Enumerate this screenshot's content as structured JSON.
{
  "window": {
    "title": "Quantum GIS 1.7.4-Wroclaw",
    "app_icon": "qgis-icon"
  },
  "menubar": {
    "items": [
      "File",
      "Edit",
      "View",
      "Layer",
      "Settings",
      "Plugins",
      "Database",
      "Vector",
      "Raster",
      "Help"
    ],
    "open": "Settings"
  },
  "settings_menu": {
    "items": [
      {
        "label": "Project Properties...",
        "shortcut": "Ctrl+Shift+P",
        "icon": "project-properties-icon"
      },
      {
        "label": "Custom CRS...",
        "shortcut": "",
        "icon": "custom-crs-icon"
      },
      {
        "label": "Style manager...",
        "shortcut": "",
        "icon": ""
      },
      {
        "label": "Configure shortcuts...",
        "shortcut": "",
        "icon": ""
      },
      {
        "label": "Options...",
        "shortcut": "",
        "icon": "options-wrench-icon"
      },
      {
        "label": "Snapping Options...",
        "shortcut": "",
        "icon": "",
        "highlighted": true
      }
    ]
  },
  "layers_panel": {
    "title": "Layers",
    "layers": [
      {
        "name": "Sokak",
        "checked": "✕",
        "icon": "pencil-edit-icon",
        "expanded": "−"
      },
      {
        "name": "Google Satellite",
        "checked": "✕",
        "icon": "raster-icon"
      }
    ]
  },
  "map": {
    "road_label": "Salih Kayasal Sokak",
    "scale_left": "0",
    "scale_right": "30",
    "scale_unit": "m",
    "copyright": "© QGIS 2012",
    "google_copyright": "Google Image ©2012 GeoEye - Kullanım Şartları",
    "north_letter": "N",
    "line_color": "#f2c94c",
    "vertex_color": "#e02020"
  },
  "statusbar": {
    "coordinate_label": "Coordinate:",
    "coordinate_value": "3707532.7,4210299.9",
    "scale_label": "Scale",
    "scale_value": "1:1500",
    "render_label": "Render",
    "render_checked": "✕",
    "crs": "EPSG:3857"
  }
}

+ + +

Print all of the data exactly as it was given.

Response to this exercise:
Enumerate this screenshot's content as structured JSON.
{
  "window": {
    "title": "Quantum GIS 1.7.4-Wroclaw",
    "app_icon": "qgis-icon"
  },
  "menubar": {
    "items": [
      "File",
      "Edit",
      "View",
      "Layer",
      "Settings",
      "Plugins",
      "Database",
      "Vector",
      "Raster",
      "Help"
    ],
    "open": "Settings"
  },
  "settings_menu": {
    "items": [
      {
        "label": "Project Properties...",
        "shortcut": "Ctrl+Shift+P",
        "icon": "project-properties-icon"
      },
      {
        "label": "Custom CRS...",
        "shortcut": "",
        "icon": "custom-crs-icon"
      },
      {
        "label": "Style manager...",
        "shortcut": "",
        "icon": ""
      },
      {
        "label": "Configure shortcuts...",
        "shortcut": "",
        "icon": ""
      },
      {
        "label": "Options...",
        "shortcut": "",
        "icon": "options-wrench-icon"
      },
      {
        "label": "Snapping Options...",
        "shortcut": "",
        "icon": "",
        "highlighted": true
      }
    ]
  },
  "layers_panel": {
    "title": "Layers",
    "layers": [
      {
        "name": "Sokak",
        "checked": "✕",
        "icon": "pencil-edit-icon",
        "expanded": "−"
      },
      {
        "name": "Google Satellite",
        "checked": "✕",
        "icon": "raster-icon"
      }
    ]
  },
  "map": {
    "road_label": "Salih Kayasal Sokak",
    "scale_left": "0",
    "scale_right": "30",
    "scale_unit": "m",
    "copyright": "© QGIS 2012",
    "google_copyright": "Google Image ©2012 GeoEye - Kullanım Şartları",
    "north_letter": "N",
    "line_color": "#f2c94c",
    "vertex_color": "#e02020"
  },
  "statusbar": {
    "coordinate_label": "Coordinate:",
    "coordinate_value": "3707532.7,4210299.9",
    "scale_label": "Scale",
    "scale_value": "1:1500",
    "render_label": "Render",
    "render_checked": "✕",
    "crs": "EPSG:3857"
  }
}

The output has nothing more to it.